> [Dataset excerpt]

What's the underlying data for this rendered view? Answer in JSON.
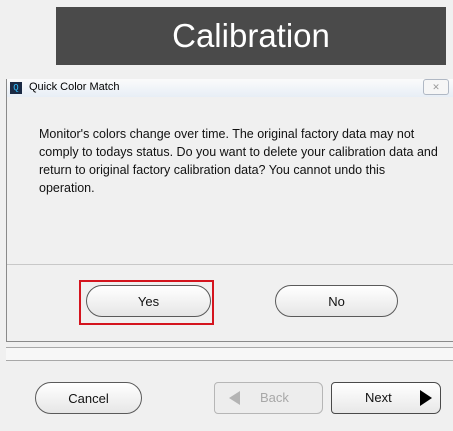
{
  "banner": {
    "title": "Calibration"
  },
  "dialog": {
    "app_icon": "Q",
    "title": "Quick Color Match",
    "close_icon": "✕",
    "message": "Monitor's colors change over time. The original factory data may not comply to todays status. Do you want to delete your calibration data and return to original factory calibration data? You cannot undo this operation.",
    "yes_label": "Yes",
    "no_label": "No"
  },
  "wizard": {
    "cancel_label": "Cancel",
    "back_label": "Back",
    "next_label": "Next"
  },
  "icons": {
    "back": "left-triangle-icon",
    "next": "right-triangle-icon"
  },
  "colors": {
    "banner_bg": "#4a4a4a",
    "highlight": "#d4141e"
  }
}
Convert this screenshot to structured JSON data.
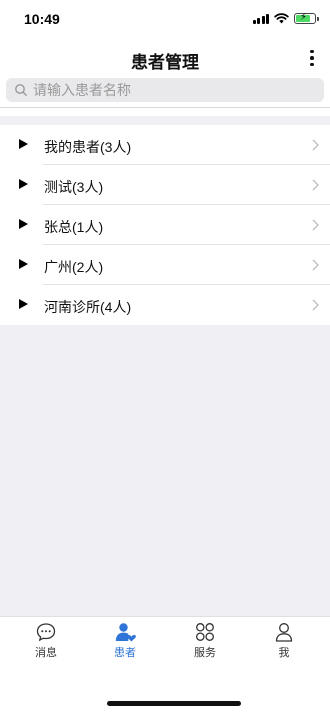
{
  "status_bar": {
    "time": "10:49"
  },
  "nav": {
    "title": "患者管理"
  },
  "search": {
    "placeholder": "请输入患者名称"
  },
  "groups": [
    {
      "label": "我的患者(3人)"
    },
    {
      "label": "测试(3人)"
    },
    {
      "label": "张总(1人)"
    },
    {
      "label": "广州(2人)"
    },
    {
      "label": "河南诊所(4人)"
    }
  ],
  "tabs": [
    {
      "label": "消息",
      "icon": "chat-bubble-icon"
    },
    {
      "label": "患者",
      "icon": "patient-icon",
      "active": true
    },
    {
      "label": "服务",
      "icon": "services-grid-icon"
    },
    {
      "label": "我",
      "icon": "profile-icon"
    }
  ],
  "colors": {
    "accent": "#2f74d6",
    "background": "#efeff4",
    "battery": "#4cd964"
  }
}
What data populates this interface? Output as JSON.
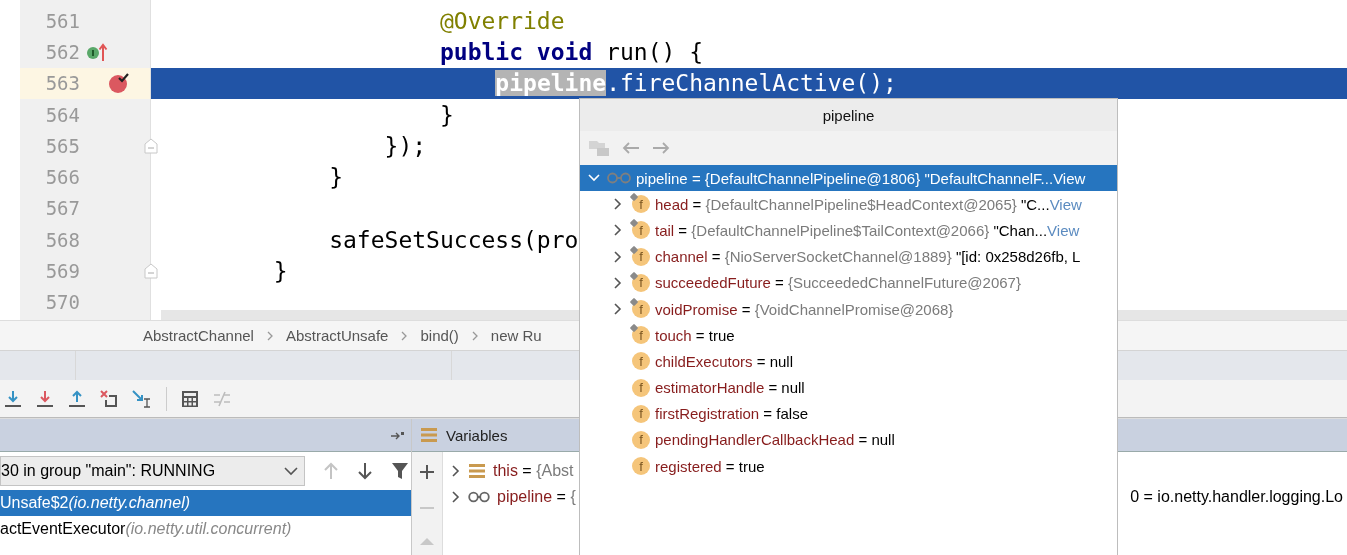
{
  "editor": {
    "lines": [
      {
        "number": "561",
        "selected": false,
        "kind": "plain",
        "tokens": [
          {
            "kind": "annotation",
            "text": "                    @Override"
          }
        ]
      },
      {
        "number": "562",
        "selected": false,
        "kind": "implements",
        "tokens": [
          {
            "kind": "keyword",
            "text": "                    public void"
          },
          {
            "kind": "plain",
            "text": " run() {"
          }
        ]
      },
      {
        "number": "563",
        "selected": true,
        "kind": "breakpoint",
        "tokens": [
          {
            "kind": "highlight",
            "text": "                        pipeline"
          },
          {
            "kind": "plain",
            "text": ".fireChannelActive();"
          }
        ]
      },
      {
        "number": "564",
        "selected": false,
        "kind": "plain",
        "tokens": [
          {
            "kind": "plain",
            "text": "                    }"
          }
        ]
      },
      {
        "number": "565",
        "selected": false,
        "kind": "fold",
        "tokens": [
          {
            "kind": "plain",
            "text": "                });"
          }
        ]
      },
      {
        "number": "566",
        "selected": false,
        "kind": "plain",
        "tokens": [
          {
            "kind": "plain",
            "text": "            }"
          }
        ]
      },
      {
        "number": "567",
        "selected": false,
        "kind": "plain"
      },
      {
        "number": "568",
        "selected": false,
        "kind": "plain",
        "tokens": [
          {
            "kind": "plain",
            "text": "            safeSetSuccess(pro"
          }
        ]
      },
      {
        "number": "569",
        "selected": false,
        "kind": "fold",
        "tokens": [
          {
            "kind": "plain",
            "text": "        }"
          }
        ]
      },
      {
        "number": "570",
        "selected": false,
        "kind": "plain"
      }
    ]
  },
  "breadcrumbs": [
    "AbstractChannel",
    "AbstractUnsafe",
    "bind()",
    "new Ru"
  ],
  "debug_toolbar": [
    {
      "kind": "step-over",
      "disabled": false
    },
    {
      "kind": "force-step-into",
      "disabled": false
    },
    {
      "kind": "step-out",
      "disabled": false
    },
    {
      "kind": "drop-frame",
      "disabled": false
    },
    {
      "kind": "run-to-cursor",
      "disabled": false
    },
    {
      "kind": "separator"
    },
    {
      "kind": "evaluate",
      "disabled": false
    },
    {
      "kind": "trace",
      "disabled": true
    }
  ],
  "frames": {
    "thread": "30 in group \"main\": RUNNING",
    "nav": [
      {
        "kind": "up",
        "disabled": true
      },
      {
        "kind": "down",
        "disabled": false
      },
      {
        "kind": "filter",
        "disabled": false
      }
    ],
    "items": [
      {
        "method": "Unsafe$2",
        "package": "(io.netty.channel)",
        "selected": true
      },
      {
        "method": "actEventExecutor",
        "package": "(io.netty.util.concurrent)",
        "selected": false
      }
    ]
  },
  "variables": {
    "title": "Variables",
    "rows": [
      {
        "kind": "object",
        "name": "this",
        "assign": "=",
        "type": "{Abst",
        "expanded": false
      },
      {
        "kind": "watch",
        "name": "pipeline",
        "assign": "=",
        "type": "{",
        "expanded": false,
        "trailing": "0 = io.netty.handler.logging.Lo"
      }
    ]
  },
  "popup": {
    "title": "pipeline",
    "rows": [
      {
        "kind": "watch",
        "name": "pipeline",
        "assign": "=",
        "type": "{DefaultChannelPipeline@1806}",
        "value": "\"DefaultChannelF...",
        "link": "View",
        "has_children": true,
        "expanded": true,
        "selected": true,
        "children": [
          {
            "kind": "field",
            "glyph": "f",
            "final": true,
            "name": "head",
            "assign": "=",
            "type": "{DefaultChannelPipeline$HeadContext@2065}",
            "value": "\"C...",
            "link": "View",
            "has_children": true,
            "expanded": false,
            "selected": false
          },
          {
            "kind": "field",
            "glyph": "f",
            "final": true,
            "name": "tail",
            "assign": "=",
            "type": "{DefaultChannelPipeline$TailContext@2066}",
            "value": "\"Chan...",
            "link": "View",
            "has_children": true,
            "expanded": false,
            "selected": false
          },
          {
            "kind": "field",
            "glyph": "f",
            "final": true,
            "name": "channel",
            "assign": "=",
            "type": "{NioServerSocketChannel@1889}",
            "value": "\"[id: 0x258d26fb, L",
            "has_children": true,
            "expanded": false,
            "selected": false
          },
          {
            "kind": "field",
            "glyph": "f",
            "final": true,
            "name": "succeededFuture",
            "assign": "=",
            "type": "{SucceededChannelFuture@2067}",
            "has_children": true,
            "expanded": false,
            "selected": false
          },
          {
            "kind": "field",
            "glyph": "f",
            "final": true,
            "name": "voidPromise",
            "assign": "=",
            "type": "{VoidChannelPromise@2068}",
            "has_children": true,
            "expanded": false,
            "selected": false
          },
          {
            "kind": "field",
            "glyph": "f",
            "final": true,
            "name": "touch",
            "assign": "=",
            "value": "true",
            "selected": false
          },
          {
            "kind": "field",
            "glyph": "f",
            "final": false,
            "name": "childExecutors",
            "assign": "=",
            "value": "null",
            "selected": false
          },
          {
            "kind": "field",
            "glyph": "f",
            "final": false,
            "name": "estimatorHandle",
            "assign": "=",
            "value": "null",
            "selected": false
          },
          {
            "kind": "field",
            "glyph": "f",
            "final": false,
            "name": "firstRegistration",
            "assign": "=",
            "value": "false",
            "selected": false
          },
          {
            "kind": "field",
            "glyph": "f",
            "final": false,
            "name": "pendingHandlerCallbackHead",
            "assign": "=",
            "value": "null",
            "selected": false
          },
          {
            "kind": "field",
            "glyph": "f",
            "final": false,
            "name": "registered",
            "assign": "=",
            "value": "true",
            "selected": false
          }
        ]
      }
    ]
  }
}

> [Your objective] Pictures in the data above should not be copied; transcribe everything else exactly.

> [Result of this task]
What's the underlying data for this rendered view? Answer in JSON.
{
  "banner": {
    "title": "Calibration"
  },
  "dialog": {
    "app_icon": "Q",
    "title": "Quick Color Match",
    "close_icon": "✕",
    "message": "Monitor's colors change over time. The original factory data may not comply to todays status. Do you want to delete your calibration data and return to original factory calibration data? You cannot undo this operation.",
    "yes_label": "Yes",
    "no_label": "No"
  },
  "wizard": {
    "cancel_label": "Cancel",
    "back_label": "Back",
    "next_label": "Next"
  },
  "icons": {
    "back": "left-triangle-icon",
    "next": "right-triangle-icon"
  },
  "colors": {
    "banner_bg": "#4a4a4a",
    "highlight": "#d4141e"
  }
}
Convert this screenshot to structured JSON data.
{
  "status_bar": {
    "time": "10:49"
  },
  "nav": {
    "title": "患者管理"
  },
  "search": {
    "placeholder": "请输入患者名称"
  },
  "groups": [
    {
      "label": "我的患者(3人)"
    },
    {
      "label": "测试(3人)"
    },
    {
      "label": "张总(1人)"
    },
    {
      "label": "广州(2人)"
    },
    {
      "label": "河南诊所(4人)"
    }
  ],
  "tabs": [
    {
      "label": "消息",
      "icon": "chat-bubble-icon"
    },
    {
      "label": "患者",
      "icon": "patient-icon",
      "active": true
    },
    {
      "label": "服务",
      "icon": "services-grid-icon"
    },
    {
      "label": "我",
      "icon": "profile-icon"
    }
  ],
  "colors": {
    "accent": "#2f74d6",
    "background": "#efeff4",
    "battery": "#4cd964"
  }
}
What data populates this interface? Output as JSON.
{
  "editor": {
    "lines": [
      {
        "number": "561",
        "selected": false,
        "kind": "plain",
        "tokens": [
          {
            "kind": "annotation",
            "text": "                    @Override"
          }
        ]
      },
      {
        "number": "562",
        "selected": false,
        "kind": "implements",
        "tokens": [
          {
            "kind": "keyword",
            "text": "                    public void"
          },
          {
            "kind": "plain",
            "text": " run() {"
          }
        ]
      },
      {
        "number": "563",
        "selected": true,
        "kind": "breakpoint",
        "tokens": [
          {
            "kind": "highlight",
            "text": "                        pipeline"
          },
          {
            "kind": "plain",
            "text": ".fireChannelActive();"
          }
        ]
      },
      {
        "number": "564",
        "selected": false,
        "kind": "plain",
        "tokens": [
          {
            "kind": "plain",
            "text": "                    }"
          }
        ]
      },
      {
        "number": "565",
        "selected": false,
        "kind": "fold",
        "tokens": [
          {
            "kind": "plain",
            "text": "                });"
          }
        ]
      },
      {
        "number": "566",
        "selected": false,
        "kind": "plain",
        "tokens": [
          {
            "kind": "plain",
            "text": "            }"
          }
        ]
      },
      {
        "number": "567",
        "selected": false,
        "kind": "plain"
      },
      {
        "number": "568",
        "selected": false,
        "kind": "plain",
        "tokens": [
          {
            "kind": "plain",
            "text": "            safeSetSuccess(pro"
          }
        ]
      },
      {
        "number": "569",
        "selected": false,
        "kind": "fold",
        "tokens": [
          {
            "kind": "plain",
            "text": "        }"
          }
        ]
      },
      {
        "number": "570",
        "selected": false,
        "kind": "plain"
      }
    ]
  },
  "breadcrumbs": [
    "AbstractChannel",
    "AbstractUnsafe",
    "bind()",
    "new Ru"
  ],
  "debug_toolbar": [
    {
      "kind": "step-over",
      "disabled": false
    },
    {
      "kind": "force-step-into",
      "disabled": false
    },
    {
      "kind": "step-out",
      "disabled": false
    },
    {
      "kind": "drop-frame",
      "disabled": false
    },
    {
      "kind": "run-to-cursor",
      "disabled": false
    },
    {
      "kind": "separator"
    },
    {
      "kind": "evaluate",
      "disabled": false
    },
    {
      "kind": "trace",
      "disabled": true
    }
  ],
  "frames": {
    "thread": "30 in group \"main\": RUNNING",
    "nav": [
      {
        "kind": "up",
        "disabled": true
      },
      {
        "kind": "down",
        "disabled": false
      },
      {
        "kind": "filter",
        "disabled": false
      }
    ],
    "items": [
      {
        "method": "Unsafe$2",
        "package": "(io.netty.channel)",
        "selected": true
      },
      {
        "method": "actEventExecutor",
        "package": "(io.netty.util.concurrent)",
        "selected": false
      }
    ]
  },
  "variables": {
    "title": "Variables",
    "rows": [
      {
        "kind": "object",
        "name": "this",
        "assign": "=",
        "type": "{Abst",
        "expanded": false
      },
      {
        "kind": "watch",
        "name": "pipeline",
        "assign": "=",
        "type": "{",
        "expanded": false,
        "trailing": "0 = io.netty.handler.logging.Lo"
      }
    ]
  },
  "popup": {
    "title": "pipeline",
    "rows": [
      {
        "kind": "watch",
        "name": "pipeline",
        "assign": "=",
        "type": "{DefaultChannelPipeline@1806}",
        "value": "\"DefaultChannelF...",
        "link": "View",
        "has_children": true,
        "expanded": true,
        "selected": true,
        "children": [
          {
            "kind": "field",
            "glyph": "f",
            "final": true,
            "name": "head",
            "assign": "=",
            "type": "{DefaultChannelPipeline$HeadContext@2065}",
            "value": "\"C...",
            "link": "View",
            "has_children": true,
            "expanded": false,
            "selected": false
          },
          {
            "kind": "field",
            "glyph": "f",
            "final": true,
            "name": "tail",
            "assign": "=",
            "type": "{DefaultChannelPipeline$TailContext@2066}",
            "value": "\"Chan...",
            "link": "View",
            "has_children": true,
            "expanded": false,
            "selected": false
          },
          {
            "kind": "field",
            "glyph": "f",
            "final": true,
            "name": "channel",
            "assign": "=",
            "type": "{NioServerSocketChannel@1889}",
            "value": "\"[id: 0x258d26fb, L",
            "has_children": true,
            "expanded": false,
            "selected": false
          },
          {
            "kind": "field",
            "glyph": "f",
            "final": true,
            "name": "succeededFuture",
            "assign": "=",
            "type": "{SucceededChannelFuture@2067}",
            "has_children": true,
            "expanded": false,
            "selected": false
          },
          {
            "kind": "field",
            "glyph": "f",
            "final": true,
            "name": "voidPromise",
            "assign": "=",
            "type": "{VoidChannelPromise@2068}",
            "has_children": true,
            "expanded": false,
            "selected": false
          },
          {
            "kind": "field",
            "glyph": "f",
            "final": true,
            "name": "touch",
            "assign": "=",
            "value": "true",
            "selected": false
          },
          {
            "kind": "field",
            "glyph": "f",
            "final": false,
            "name": "childExecutors",
            "assign": "=",
            "value": "null",
            "selected": false
          },
          {
            "kind": "field",
            "glyph": "f",
            "final": false,
            "name": "estimatorHandle",
            "assign": "=",
            "value": "null",
            "selected": false
          },
          {
            "kind": "field",
            "glyph": "f",
            "final": false,
            "name": "firstRegistration",
            "assign": "=",
            "value": "false",
            "selected": false
          },
          {
            "kind": "field",
            "glyph": "f",
            "final": false,
            "name": "pendingHandlerCallbackHead",
            "assign": "=",
            "value": "null",
            "selected": false
          },
          {
            "kind": "field",
            "glyph": "f",
            "final": false,
            "name": "registered",
            "assign": "=",
            "value": "true",
            "selected": false
          }
        ]
      }
    ]
  }
}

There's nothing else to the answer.